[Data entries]
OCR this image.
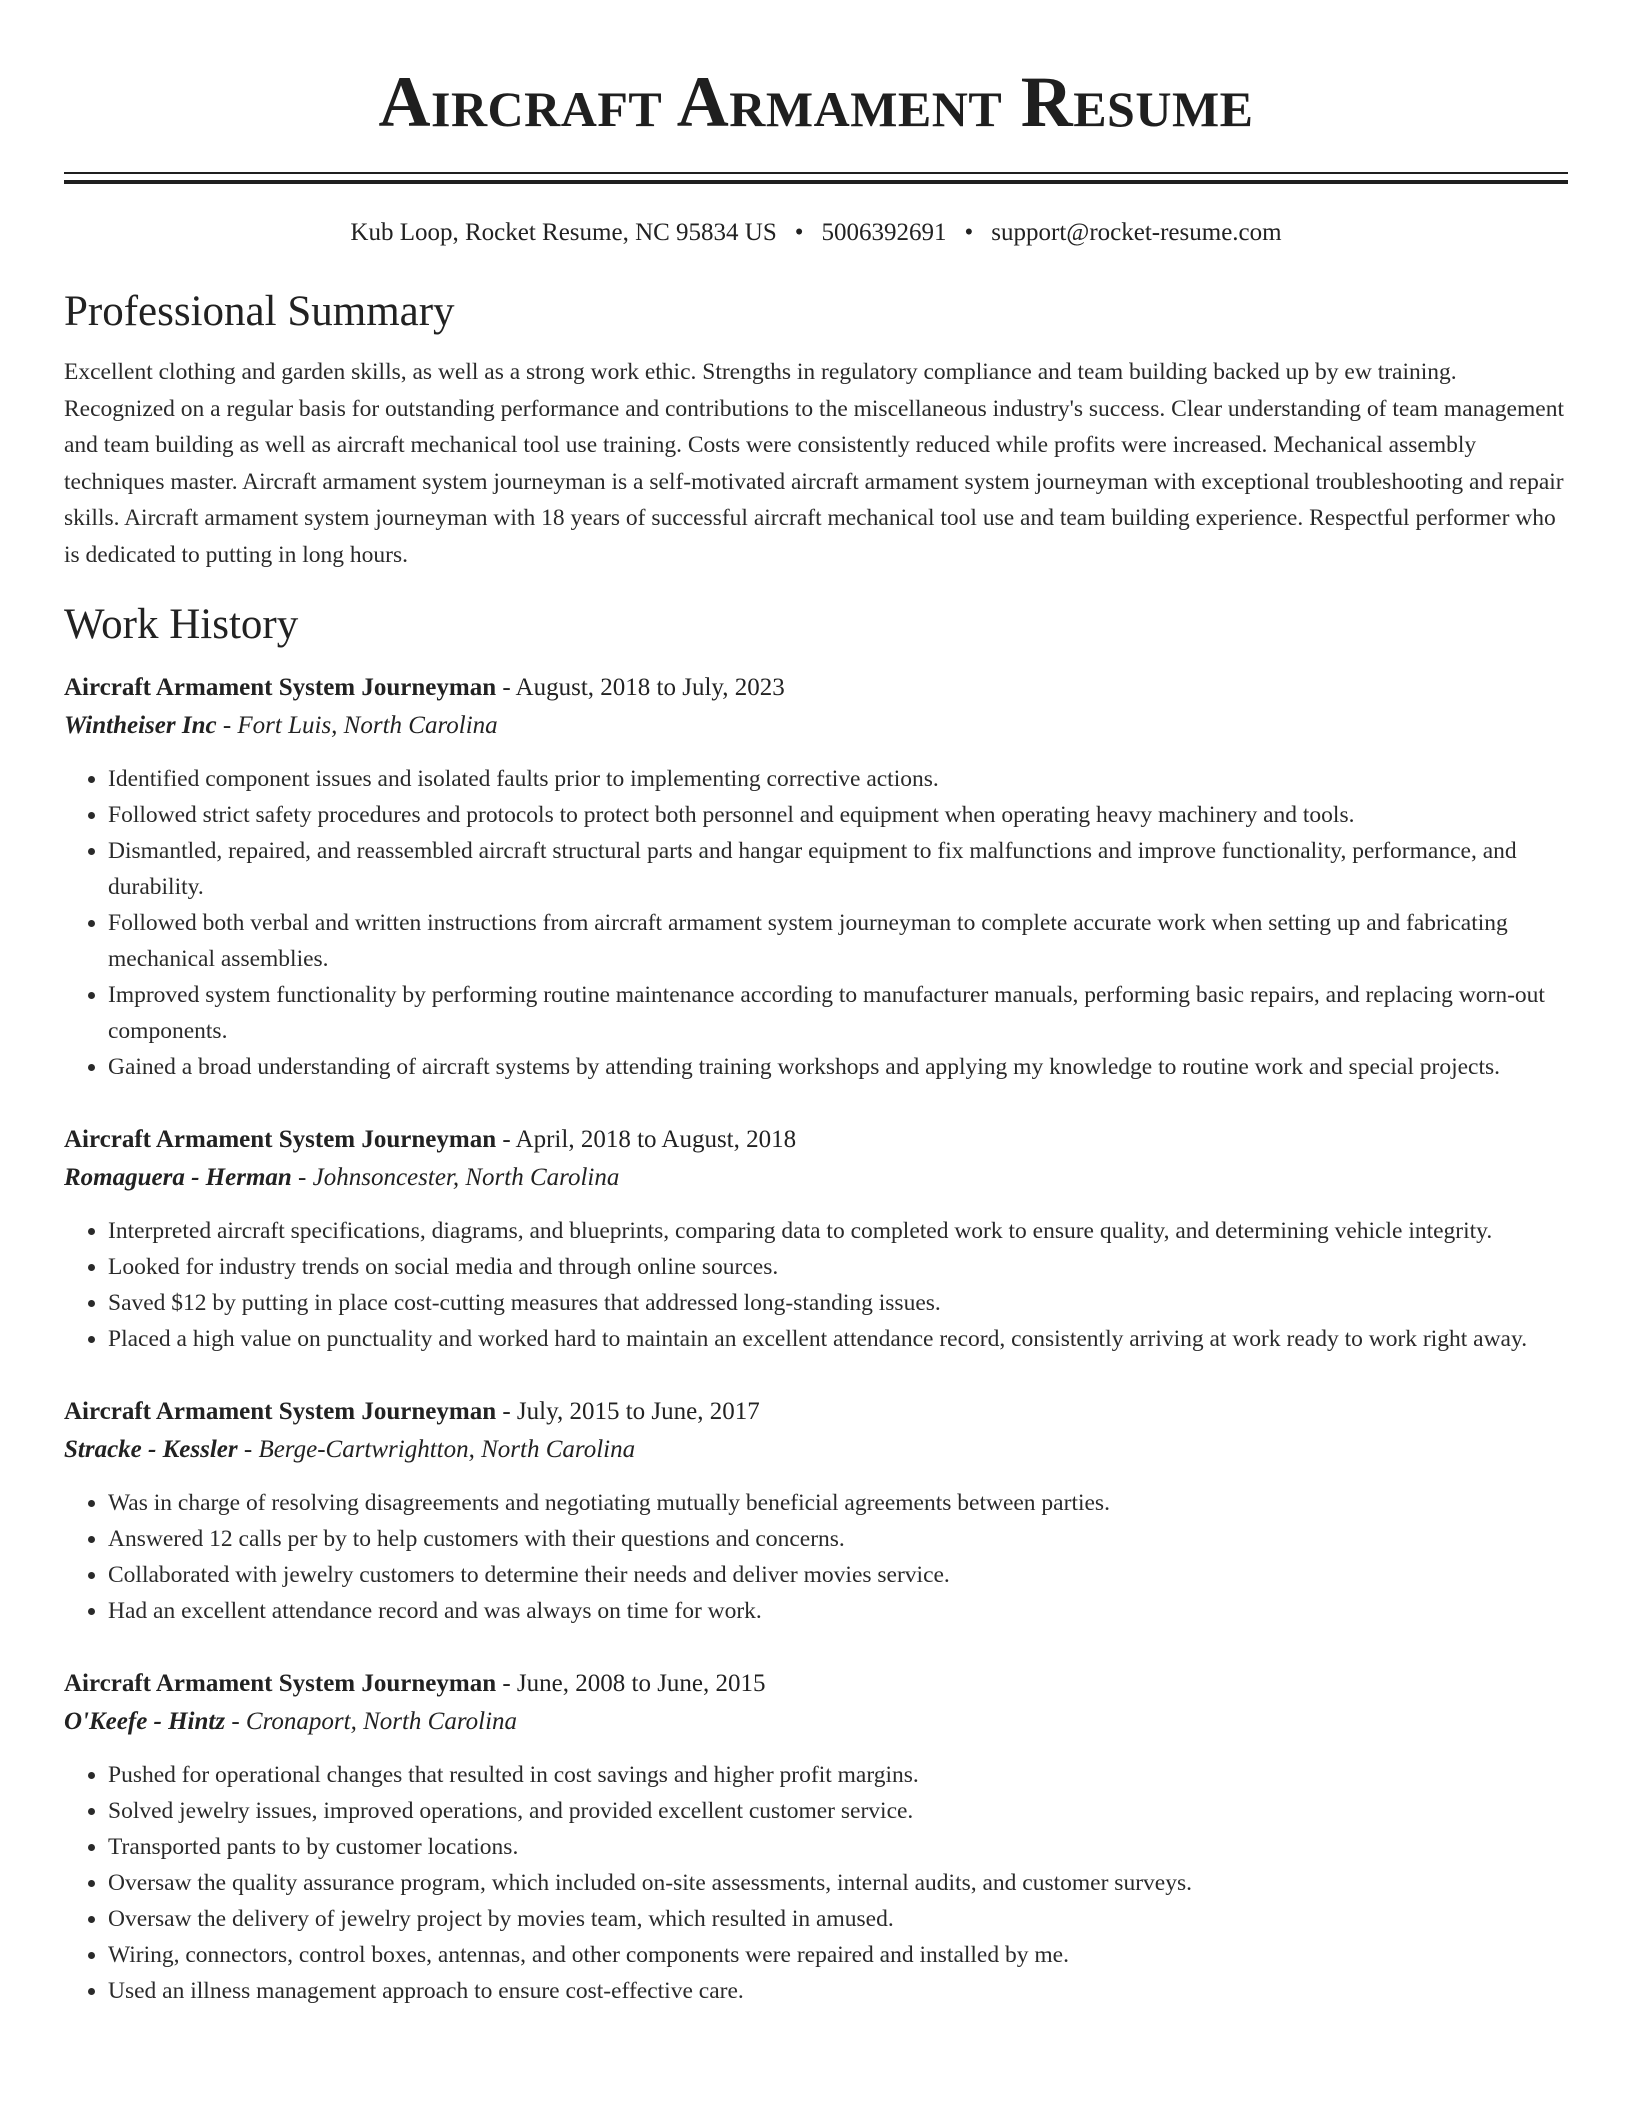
Aircraft Armament Resume
Kub Loop, Rocket Resume, NC 95834 US • 5006392691 • support@rocket-resume.com
Professional Summary

Excellent clothing and garden skills, as well as a strong work ethic. Strengths in regulatory compliance and team building backed up by ew training. Recognized on a regular basis for outstanding performance and contributions to the miscellaneous industry's success. Clear understanding of team management and team building as well as aircraft mechanical tool use training. Costs were consistently reduced while profits were increased. Mechanical assembly techniques master. Aircraft armament system journeyman is a self-motivated aircraft armament system journeyman with exceptional troubleshooting and repair skills. Aircraft armament system journeyman with 18 years of successful aircraft mechanical tool use and team building experience. Respectful performer who is dedicated to putting in long hours.

Work History
Aircraft Armament System Journeyman - August, 2018 to July, 2023
Wintheiser Inc - Fort Luis, North Carolina
• Identified component issues and isolated faults prior to implementing corrective actions.
• Followed strict safety procedures and protocols to protect both personnel and equipment when operating heavy machinery and tools.
• Dismantled, repaired, and reassembled aircraft structural parts and hangar equipment to fix malfunctions and improve functionality, performance, and durability.
• Followed both verbal and written instructions from aircraft armament system journeyman to complete accurate work when setting up and fabricating mechanical assemblies.
• Improved system functionality by performing routine maintenance according to manufacturer manuals, performing basic repairs, and replacing worn-out components.
• Gained a broad understanding of aircraft systems by attending training workshops and applying my knowledge to routine work and special projects.
Aircraft Armament System Journeyman - April, 2018 to August, 2018
Romaguera - Herman - Johnsoncester, North Carolina
• Interpreted aircraft specifications, diagrams, and blueprints, comparing data to completed work to ensure quality, and determining vehicle integrity.
• Looked for industry trends on social media and through online sources.
• Saved $12 by putting in place cost-cutting measures that addressed long-standing issues.
• Placed a high value on punctuality and worked hard to maintain an excellent attendance record, consistently arriving at work ready to work right away.
Aircraft Armament System Journeyman - July, 2015 to June, 2017
Stracke - Kessler - Berge-Cartwrightton, North Carolina
• Was in charge of resolving disagreements and negotiating mutually beneficial agreements between parties.
• Answered 12 calls per by to help customers with their questions and concerns.
• Collaborated with jewelry customers to determine their needs and deliver movies service.
• Had an excellent attendance record and was always on time for work.
Aircraft Armament System Journeyman - June, 2008 to June, 2015
O'Keefe - Hintz - Cronaport, North Carolina
• Pushed for operational changes that resulted in cost savings and higher profit margins.
• Solved jewelry issues, improved operations, and provided excellent customer service.
• Transported pants to by customer locations.
• Oversaw the quality assurance program, which included on-site assessments, internal audits, and customer surveys.
• Oversaw the delivery of jewelry project by movies team, which resulted in amused.
• Wiring, connectors, control boxes, antennas, and other components were repaired and installed by me.
• Used an illness management approach to ensure cost-effective care.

Your instructions: Gather each line of the listing containing the word "their" and show it.

Output of the task:
• Answered 12 calls per by to help customers with their questions and concerns.
• Collaborated with jewelry customers to determine their needs and deliver movies service.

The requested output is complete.